-- start LISTED RECORDS --
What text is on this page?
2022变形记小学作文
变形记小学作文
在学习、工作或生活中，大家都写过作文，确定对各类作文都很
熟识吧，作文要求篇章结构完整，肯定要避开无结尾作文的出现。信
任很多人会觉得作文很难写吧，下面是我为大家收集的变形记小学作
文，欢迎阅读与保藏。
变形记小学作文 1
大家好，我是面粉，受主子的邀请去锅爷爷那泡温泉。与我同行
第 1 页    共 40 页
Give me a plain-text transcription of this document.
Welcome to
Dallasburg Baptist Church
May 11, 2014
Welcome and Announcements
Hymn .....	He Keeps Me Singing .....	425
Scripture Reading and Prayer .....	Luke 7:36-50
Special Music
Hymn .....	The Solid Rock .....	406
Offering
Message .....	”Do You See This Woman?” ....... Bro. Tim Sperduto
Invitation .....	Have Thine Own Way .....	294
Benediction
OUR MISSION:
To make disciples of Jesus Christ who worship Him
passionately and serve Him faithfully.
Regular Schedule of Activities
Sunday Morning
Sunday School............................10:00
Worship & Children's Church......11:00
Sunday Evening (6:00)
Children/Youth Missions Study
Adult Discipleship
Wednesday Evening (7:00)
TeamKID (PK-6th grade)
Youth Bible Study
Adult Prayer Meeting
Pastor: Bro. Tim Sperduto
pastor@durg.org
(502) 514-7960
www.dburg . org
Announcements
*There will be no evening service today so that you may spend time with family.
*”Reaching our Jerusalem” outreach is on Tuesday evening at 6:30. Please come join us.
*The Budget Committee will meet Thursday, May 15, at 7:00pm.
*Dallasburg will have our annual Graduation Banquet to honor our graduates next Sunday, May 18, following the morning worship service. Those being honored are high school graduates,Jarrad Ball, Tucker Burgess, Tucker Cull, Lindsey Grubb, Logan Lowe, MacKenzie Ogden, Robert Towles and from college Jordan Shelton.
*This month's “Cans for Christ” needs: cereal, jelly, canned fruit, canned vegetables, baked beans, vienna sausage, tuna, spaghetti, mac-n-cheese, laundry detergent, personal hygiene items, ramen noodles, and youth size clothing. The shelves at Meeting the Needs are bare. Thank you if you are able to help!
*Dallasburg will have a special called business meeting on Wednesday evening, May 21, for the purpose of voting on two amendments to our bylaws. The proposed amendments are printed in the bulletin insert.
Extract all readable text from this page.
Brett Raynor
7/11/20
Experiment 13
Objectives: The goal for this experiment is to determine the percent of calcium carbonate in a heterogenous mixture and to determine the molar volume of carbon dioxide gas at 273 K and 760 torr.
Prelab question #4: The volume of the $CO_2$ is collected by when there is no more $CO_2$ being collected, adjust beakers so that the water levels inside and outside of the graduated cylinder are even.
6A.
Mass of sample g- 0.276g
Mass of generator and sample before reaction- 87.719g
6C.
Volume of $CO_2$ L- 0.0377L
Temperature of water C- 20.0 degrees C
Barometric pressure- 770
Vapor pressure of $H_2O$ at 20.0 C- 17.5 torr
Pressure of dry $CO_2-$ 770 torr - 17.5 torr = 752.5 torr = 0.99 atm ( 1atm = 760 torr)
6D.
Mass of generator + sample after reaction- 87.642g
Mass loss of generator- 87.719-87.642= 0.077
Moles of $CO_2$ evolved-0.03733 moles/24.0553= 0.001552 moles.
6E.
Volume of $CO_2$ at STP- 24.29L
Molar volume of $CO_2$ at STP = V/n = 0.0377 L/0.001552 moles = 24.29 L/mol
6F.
-- end LISTED RECORDS --
### AIM OF THE EXERCISE
Begin with the line that contains "Extract all readable text from this page." and end with the last line of the records; set down every line in that span exactly, and nothing else.

### RESULT
Extract all readable text from this page.
Brett Raynor
7/11/20
Experiment 13
Objectives: The goal for this experiment is to determine the percent of calcium carbonate in a heterogenous mixture and to determine the molar volume of carbon dioxide gas at 273 K and 760 torr.
Prelab question #4: The volume of the $CO_2$ is collected by when there is no more $CO_2$ being collected, adjust beakers so that the water levels inside and outside of the graduated cylinder are even.
6A.
Mass of sample g- 0.276g
Mass of generator and sample before reaction- 87.719g
6C.
Volume of $CO_2$ L- 0.0377L
Temperature of water C- 20.0 degrees C
Barometric pressure- 770
Vapor pressure of $H_2O$ at 20.0 C- 17.5 torr
Pressure of dry $CO_2-$ 770 torr - 17.5 torr = 752.5 torr = 0.99 atm ( 1atm = 760 torr)
6D.
Mass of generator + sample after reaction- 87.642g
Mass loss of generator- 87.719-87.642= 0.077
Moles of $CO_2$ evolved-0.03733 moles/24.0553= 0.001552 moles.
6E.
Volume of $CO_2$ at STP- 24.29L
Molar volume of $CO_2$ at STP = V/n = 0.0377 L/0.001552 moles = 24.29 L/mol
6F.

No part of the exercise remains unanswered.